##### Raw data

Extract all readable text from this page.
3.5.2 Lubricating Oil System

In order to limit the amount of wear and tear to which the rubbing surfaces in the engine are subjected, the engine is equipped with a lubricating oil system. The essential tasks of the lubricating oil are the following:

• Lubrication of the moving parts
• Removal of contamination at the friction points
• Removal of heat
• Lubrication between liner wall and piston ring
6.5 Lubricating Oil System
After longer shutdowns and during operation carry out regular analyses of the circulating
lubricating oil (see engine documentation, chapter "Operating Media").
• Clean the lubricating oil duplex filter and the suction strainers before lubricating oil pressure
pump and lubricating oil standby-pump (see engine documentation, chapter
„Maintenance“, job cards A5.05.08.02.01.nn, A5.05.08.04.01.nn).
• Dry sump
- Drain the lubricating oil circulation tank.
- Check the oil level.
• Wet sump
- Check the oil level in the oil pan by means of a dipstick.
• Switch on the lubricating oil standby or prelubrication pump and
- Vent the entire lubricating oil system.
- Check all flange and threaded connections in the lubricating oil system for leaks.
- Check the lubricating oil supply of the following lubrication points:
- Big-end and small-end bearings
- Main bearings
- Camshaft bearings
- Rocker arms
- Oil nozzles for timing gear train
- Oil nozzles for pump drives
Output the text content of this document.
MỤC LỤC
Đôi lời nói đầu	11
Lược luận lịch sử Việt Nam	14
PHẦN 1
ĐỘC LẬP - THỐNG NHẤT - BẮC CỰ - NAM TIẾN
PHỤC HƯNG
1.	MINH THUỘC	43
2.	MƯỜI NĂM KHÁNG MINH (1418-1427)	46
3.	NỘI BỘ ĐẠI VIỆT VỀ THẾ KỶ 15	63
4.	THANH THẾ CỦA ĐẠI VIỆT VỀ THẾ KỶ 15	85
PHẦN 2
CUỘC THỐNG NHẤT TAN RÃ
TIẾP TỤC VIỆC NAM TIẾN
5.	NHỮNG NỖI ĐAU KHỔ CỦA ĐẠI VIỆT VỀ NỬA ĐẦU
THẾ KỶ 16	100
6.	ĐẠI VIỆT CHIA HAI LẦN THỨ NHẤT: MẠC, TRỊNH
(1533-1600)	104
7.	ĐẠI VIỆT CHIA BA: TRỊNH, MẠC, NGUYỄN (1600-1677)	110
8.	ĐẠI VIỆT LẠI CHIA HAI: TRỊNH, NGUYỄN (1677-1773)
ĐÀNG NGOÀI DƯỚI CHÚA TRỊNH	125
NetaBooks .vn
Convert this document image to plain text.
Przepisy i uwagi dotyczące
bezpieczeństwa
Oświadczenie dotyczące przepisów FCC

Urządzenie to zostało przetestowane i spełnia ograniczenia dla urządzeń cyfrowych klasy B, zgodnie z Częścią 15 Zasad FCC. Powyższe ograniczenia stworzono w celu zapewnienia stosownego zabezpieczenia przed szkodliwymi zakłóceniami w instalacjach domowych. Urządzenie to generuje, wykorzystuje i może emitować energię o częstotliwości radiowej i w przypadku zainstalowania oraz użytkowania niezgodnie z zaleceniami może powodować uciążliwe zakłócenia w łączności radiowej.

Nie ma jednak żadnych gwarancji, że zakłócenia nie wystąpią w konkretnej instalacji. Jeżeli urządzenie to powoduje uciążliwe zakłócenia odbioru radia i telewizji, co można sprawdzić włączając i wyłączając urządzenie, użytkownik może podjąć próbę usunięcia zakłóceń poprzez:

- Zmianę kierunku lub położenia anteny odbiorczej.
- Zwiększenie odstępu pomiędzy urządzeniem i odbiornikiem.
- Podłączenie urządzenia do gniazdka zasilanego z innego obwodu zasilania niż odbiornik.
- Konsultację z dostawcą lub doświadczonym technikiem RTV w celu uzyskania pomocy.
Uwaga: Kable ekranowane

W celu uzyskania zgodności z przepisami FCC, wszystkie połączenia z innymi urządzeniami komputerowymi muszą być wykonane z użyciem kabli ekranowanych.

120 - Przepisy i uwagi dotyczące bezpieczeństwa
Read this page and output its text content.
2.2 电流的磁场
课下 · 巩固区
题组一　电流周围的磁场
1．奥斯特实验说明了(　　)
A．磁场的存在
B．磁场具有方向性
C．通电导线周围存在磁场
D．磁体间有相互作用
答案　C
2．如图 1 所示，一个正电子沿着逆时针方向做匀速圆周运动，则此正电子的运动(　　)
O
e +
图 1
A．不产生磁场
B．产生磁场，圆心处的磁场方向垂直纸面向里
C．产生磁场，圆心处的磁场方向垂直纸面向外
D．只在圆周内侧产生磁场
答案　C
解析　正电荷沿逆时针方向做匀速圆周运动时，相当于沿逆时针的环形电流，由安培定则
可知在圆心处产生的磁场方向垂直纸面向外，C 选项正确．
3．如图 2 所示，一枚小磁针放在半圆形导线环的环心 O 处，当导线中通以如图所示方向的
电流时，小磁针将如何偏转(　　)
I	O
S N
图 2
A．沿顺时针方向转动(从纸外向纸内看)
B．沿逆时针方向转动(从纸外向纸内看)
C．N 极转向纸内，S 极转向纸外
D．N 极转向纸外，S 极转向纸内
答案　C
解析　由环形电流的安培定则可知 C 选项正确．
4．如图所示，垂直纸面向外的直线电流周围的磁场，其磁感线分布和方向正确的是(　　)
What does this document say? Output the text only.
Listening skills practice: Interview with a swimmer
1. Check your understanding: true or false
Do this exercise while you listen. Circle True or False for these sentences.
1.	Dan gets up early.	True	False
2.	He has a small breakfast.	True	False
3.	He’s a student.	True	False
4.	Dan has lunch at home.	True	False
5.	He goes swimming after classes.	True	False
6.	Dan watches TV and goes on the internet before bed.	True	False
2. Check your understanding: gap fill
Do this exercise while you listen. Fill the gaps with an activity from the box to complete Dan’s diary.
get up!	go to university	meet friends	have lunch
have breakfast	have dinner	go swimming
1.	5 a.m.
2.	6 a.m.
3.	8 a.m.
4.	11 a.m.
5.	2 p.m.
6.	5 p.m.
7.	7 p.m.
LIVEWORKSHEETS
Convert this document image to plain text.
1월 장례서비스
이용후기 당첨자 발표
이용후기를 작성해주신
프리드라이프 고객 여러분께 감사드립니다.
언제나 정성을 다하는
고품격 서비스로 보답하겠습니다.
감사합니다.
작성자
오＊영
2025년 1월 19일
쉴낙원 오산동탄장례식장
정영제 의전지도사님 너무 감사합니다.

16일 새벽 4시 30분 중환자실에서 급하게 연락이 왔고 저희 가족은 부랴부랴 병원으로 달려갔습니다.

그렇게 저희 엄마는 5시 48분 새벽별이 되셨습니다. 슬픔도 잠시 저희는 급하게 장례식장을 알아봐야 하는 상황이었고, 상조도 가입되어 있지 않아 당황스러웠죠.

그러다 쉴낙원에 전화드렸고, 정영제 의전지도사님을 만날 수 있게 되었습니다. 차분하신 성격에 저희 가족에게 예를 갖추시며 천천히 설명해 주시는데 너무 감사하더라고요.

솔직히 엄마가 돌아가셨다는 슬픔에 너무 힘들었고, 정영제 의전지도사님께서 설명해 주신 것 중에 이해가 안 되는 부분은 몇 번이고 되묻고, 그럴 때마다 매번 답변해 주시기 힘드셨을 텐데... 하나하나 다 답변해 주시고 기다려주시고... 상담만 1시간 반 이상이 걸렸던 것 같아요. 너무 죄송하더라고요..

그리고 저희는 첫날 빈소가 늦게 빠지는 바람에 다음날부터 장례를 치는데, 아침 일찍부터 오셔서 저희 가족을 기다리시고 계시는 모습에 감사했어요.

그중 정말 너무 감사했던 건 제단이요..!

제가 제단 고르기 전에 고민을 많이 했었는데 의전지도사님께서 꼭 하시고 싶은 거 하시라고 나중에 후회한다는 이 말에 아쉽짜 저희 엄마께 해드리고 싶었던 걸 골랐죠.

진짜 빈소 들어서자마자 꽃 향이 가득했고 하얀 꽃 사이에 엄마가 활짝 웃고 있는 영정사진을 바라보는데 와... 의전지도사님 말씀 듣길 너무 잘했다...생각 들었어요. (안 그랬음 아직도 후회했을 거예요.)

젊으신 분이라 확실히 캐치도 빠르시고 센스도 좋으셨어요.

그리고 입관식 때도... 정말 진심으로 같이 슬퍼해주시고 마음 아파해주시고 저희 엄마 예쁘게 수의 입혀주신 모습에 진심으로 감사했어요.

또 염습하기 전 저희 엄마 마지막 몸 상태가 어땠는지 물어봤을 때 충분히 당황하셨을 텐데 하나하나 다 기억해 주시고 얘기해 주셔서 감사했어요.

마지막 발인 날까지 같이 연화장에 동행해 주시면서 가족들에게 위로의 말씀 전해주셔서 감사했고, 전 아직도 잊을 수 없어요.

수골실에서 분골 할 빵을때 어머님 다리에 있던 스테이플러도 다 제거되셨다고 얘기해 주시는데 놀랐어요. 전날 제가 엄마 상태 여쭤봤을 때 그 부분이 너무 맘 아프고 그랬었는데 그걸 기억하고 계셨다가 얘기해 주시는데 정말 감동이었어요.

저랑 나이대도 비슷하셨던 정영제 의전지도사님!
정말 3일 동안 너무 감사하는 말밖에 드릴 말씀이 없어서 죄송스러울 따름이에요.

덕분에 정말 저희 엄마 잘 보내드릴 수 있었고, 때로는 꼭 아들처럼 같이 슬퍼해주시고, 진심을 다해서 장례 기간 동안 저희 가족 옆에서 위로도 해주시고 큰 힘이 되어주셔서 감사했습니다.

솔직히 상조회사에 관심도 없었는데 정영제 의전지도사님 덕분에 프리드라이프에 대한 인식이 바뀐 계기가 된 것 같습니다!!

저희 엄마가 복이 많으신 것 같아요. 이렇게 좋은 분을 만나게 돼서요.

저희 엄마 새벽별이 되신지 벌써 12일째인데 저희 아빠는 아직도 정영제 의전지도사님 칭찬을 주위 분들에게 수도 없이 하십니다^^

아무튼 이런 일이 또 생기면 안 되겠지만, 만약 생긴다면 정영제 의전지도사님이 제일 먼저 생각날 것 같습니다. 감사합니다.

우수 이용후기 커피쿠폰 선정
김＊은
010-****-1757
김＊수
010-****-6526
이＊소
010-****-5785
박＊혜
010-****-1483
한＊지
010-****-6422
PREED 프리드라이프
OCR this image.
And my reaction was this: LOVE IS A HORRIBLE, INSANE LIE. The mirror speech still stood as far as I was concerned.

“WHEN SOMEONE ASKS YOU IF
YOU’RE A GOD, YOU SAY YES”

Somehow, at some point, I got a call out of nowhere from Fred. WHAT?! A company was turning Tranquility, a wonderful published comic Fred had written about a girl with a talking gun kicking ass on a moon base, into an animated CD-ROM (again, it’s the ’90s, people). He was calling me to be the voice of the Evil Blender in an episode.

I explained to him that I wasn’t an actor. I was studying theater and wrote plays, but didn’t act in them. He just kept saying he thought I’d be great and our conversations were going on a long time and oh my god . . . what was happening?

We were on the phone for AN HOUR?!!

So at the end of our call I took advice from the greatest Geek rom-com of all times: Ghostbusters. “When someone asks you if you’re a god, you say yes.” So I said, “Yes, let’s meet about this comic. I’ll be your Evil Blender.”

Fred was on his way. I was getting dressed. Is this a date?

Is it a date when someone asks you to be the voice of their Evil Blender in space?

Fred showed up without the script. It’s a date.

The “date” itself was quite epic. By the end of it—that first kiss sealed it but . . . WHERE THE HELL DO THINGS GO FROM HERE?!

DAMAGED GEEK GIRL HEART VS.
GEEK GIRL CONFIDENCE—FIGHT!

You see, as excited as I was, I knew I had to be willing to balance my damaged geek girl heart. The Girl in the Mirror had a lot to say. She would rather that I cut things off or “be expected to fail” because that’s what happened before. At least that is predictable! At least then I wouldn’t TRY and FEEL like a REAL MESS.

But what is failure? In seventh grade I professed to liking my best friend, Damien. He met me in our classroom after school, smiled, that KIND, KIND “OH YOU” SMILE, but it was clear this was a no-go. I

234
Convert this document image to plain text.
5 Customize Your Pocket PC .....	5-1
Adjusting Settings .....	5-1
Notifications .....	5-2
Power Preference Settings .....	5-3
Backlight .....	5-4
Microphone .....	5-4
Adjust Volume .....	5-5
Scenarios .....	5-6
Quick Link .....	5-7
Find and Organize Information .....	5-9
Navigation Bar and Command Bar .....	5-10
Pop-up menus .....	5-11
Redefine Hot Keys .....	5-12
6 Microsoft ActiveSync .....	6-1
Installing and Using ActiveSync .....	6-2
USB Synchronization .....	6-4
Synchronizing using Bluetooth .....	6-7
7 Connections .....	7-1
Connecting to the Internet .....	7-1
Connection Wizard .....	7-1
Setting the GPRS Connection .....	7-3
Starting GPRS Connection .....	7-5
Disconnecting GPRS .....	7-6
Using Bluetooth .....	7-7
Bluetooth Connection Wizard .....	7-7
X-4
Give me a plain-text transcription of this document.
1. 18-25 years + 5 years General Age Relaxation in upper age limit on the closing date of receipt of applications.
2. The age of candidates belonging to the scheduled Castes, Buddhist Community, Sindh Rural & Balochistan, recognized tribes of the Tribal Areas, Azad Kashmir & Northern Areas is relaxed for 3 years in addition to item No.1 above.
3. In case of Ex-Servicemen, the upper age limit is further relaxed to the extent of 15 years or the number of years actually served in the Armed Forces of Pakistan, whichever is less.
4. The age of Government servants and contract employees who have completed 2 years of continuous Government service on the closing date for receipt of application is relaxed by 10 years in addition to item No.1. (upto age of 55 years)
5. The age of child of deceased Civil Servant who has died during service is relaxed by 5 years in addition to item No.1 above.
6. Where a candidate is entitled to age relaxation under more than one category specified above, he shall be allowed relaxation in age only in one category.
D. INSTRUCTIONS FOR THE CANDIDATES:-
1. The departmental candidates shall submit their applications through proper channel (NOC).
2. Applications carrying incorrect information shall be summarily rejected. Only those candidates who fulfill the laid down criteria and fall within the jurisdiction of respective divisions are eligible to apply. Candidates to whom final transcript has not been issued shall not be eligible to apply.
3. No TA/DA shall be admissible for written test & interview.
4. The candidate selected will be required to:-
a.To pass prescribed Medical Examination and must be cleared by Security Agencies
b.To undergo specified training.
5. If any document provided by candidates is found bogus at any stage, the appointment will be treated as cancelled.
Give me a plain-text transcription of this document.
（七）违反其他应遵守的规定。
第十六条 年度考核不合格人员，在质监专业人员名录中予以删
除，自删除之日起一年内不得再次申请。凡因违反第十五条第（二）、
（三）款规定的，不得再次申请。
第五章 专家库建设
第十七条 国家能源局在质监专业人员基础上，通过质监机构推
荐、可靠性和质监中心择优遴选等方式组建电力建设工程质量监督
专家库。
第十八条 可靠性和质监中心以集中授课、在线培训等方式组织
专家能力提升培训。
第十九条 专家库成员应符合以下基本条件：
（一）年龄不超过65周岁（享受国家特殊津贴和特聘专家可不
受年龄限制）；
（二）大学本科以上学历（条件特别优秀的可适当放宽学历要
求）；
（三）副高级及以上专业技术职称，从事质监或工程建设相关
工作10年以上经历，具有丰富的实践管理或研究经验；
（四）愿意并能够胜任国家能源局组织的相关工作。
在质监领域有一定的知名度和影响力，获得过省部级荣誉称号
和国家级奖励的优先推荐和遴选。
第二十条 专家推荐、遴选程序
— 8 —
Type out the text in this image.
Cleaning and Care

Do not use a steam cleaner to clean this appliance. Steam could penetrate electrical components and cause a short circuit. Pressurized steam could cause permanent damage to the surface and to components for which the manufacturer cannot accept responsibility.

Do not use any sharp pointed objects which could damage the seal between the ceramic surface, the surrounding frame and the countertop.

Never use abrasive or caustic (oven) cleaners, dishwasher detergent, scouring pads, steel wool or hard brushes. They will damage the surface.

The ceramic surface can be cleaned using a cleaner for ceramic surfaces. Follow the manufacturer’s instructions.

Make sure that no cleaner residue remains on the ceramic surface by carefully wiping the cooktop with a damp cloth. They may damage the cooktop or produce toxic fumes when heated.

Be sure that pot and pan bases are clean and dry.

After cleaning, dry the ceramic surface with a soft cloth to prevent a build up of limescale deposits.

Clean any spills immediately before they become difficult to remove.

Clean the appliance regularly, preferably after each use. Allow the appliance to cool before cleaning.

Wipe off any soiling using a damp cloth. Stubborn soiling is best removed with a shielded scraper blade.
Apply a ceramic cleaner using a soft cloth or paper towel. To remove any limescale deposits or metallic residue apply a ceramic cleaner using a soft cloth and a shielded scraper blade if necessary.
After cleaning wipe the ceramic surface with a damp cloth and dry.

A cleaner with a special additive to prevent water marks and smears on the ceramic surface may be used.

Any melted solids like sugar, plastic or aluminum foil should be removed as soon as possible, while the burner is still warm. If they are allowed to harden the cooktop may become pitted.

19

##########

Directions for this task
Look through the entries and return every line where "blade" appears.

Expected output
Wipe off any soiling using a damp cloth. Stubborn soiling is best removed with a shielded scraper blade.
Apply a ceramic cleaner using a soft cloth or paper towel. To remove any limescale deposits or metallic residue apply a ceramic cleaner using a soft cloth and a shielded scraper blade if necessary.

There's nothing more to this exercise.